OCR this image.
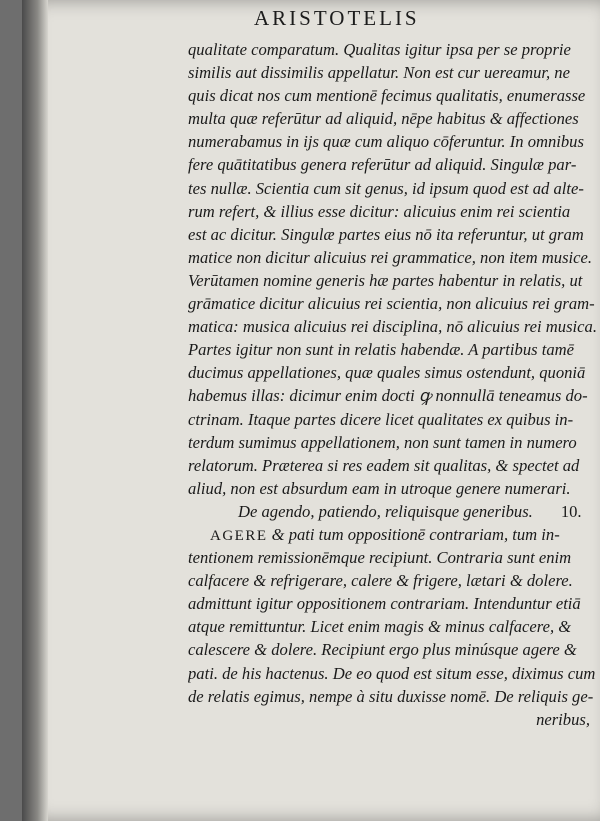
ARISTOTELIS
qualitate comparatum. Qualitas igitur ipsa per se proprie
similis aut dissimilis appellatur. Non est cur uereamur, ne
quis dicat nos cum mentionē fecimus qualitatis, enumerasse
multa quæ referūtur ad aliquid, nēpe habitus & affectiones
numerabamus in ijs quæ cum aliquo cōferuntur. In omnibus
fere quātitatibus genera referūtur ad aliquid. Singulæ par-
tes nullæ. Scientia cum sit genus, id ipsum quod est ad alte-
rum refert, & illius esse dicitur: alicuius enim rei scientia
est ac dicitur. Singulæ partes eius nō ita referuntur, ut gram
matice non dicitur alicuius rei grammatice, non item musice.
Verūtamen nomine generis hæ partes habentur in relatis, ut
grāmatice dicitur alicuius rei scientia, non alicuius rei gram-
matica: musica alicuius rei disciplina, nō alicuius rei musica.
Partes igitur non sunt in relatis habendæ. A partibus tamē
ducimus appellationes, quæ quales simus ostendunt, quoniā
habemus illas: dicimur enim docti ꝙ nonnullā teneamus do-
ctrinam. Itaque partes dicere licet qualitates ex quibus in-
terdum sumimus appellationem, non sunt tamen in numero
relatorum. Præterea si res eadem sit qualitas, & spectet ad
aliud, non est absurdum eam in utroque genere numerari.
De agendo, patiendo, reliquisque generibus. 10.
AGERE & pati tum oppositionē contrariam, tum in-
tentionem remissionēmque recipiunt. Contraria sunt enim
calfacere & refrigerare, calere & frigere, lætari & dolere.
admittunt igitur oppositionem contrariam. Intenduntur etiā
atque remittuntur. Licet enim magis & minus calfacere, &
calescere & dolere. Recipiunt ergo plus minúsque agere &
pati. de his hactenus. De eo quod est situm esse, diximus cum
de relatis egimus, nempe à situ duxisse nomē. De reliquis ge-
neribus,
===
Aim — Each line in the listing above either holds the string "referūtur" or does not; state how many do, giving the number only.

Full solution — 2